▶ [What the task requires]
Using the records below, copy every line that holds the string "principais".

++++++

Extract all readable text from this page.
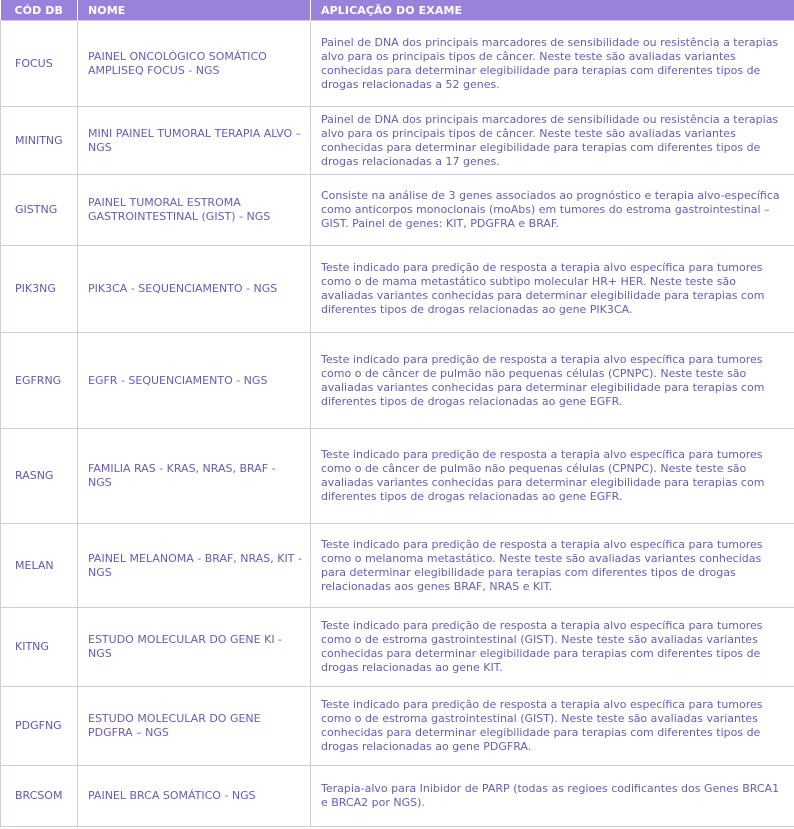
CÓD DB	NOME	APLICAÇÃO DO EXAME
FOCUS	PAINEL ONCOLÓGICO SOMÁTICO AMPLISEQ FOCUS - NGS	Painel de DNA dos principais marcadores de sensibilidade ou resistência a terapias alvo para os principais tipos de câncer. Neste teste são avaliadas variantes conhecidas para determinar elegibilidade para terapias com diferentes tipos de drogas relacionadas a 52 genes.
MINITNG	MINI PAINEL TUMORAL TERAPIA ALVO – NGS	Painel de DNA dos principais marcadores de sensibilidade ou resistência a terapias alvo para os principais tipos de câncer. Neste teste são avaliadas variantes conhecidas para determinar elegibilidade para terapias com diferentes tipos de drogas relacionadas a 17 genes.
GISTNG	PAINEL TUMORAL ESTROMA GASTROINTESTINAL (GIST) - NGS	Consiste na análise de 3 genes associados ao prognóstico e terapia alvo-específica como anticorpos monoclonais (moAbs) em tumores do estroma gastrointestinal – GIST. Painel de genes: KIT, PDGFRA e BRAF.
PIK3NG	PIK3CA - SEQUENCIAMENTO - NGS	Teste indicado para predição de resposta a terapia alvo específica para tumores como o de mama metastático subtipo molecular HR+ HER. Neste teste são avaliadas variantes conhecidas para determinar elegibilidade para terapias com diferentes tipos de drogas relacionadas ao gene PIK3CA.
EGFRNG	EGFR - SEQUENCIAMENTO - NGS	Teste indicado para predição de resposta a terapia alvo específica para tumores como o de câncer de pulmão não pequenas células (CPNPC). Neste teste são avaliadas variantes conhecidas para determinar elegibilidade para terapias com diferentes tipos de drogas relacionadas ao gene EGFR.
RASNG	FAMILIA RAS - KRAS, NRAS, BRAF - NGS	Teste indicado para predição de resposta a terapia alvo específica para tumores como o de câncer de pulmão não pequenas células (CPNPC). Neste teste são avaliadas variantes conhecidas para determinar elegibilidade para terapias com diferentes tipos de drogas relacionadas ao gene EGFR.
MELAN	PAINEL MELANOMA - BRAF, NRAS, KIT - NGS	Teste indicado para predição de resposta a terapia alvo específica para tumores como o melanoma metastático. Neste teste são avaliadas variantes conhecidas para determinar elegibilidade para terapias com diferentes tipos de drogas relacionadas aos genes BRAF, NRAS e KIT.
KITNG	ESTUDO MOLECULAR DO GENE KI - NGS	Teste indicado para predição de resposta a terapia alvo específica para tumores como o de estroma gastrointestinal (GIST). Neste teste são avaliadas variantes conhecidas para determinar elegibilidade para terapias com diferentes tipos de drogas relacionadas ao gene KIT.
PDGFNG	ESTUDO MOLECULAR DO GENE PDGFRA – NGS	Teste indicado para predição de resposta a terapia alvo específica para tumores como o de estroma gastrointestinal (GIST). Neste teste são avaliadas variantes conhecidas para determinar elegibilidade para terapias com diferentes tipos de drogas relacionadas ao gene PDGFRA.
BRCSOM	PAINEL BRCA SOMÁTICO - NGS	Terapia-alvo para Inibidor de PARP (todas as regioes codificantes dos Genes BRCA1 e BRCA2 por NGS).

++++++

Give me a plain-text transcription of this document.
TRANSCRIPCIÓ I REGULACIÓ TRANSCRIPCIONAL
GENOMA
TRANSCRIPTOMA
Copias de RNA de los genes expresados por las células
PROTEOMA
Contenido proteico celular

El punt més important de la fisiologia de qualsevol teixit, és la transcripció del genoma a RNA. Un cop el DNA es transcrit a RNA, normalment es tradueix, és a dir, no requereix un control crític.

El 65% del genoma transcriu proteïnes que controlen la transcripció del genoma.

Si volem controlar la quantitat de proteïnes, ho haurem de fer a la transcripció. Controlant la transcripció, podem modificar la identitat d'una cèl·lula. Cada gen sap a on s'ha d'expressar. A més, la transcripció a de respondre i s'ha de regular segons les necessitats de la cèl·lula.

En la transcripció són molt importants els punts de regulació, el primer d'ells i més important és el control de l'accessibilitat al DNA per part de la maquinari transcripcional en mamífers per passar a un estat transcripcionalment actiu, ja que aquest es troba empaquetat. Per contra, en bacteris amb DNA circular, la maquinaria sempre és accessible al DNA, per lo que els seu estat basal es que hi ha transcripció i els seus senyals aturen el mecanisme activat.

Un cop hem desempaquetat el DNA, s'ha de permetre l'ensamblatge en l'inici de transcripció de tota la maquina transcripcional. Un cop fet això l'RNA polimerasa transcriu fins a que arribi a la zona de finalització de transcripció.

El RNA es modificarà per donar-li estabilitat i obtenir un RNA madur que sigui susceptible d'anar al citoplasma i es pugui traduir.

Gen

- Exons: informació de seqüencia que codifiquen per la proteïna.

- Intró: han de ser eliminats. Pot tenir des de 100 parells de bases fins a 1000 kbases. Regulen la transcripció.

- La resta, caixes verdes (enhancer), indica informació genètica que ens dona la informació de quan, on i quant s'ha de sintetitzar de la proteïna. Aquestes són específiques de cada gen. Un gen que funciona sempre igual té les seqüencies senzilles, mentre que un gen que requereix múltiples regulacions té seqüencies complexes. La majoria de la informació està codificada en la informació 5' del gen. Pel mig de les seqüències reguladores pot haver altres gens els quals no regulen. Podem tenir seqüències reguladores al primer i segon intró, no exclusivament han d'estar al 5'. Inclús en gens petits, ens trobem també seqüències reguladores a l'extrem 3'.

++++++

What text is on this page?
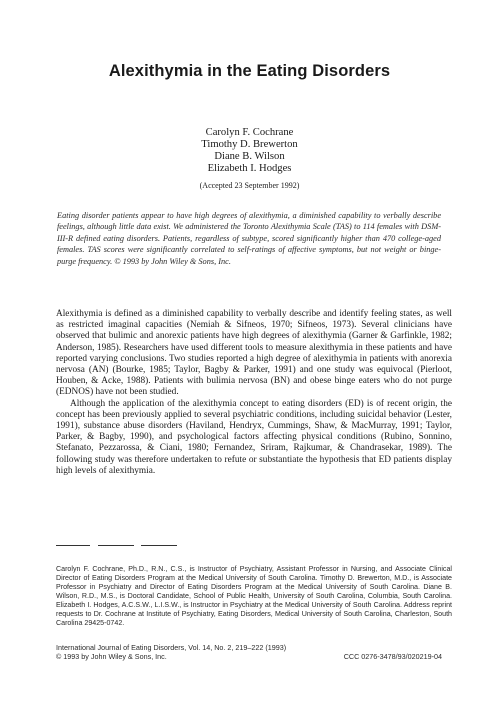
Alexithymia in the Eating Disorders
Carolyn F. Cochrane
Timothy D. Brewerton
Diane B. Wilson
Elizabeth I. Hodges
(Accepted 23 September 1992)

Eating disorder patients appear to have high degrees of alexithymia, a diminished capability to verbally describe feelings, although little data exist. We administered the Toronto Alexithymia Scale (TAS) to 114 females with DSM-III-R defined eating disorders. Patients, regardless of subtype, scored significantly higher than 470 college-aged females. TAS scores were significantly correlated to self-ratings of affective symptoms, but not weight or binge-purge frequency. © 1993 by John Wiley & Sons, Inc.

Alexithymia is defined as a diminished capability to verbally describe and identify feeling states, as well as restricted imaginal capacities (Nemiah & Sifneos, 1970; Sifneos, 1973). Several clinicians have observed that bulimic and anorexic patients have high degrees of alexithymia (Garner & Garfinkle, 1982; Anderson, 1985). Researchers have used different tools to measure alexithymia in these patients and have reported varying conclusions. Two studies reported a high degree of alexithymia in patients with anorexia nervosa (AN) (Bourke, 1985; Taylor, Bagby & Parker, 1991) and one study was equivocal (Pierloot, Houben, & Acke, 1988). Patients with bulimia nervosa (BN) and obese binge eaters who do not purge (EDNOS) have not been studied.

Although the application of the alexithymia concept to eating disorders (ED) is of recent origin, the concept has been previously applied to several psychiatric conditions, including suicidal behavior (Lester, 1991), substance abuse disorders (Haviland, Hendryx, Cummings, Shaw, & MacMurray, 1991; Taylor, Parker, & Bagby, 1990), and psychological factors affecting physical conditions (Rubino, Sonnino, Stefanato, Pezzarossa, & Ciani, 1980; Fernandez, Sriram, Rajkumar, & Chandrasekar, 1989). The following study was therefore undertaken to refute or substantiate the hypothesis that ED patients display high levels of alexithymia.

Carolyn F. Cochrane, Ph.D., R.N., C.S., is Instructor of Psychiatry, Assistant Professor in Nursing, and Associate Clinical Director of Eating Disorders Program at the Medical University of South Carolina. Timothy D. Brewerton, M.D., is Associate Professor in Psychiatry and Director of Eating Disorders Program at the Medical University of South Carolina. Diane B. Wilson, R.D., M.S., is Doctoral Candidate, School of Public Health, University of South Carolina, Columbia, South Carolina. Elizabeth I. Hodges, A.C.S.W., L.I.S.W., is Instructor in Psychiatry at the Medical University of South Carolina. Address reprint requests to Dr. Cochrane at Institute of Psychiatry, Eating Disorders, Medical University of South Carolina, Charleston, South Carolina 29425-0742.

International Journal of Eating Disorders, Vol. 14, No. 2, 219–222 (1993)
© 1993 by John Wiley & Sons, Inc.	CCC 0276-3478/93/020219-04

++++++

▶ [Your solution]
FOCUS	PAINEL ONCOLÓGICO SOMÁTICO AMPLISEQ FOCUS - NGS	Painel de DNA dos principais marcadores de sensibilidade ou resistência a terapias alvo para os principais tipos de câncer. Neste teste são avaliadas variantes conhecidas para determinar elegibilidade para terapias com diferentes tipos de drogas relacionadas a 52 genes.
MINITNG	MINI PAINEL TUMORAL TERAPIA ALVO – NGS	Painel de DNA dos principais marcadores de sensibilidade ou resistência a terapias alvo para os principais tipos de câncer. Neste teste são avaliadas variantes conhecidas para determinar elegibilidade para terapias com diferentes tipos de drogas relacionadas a 17 genes.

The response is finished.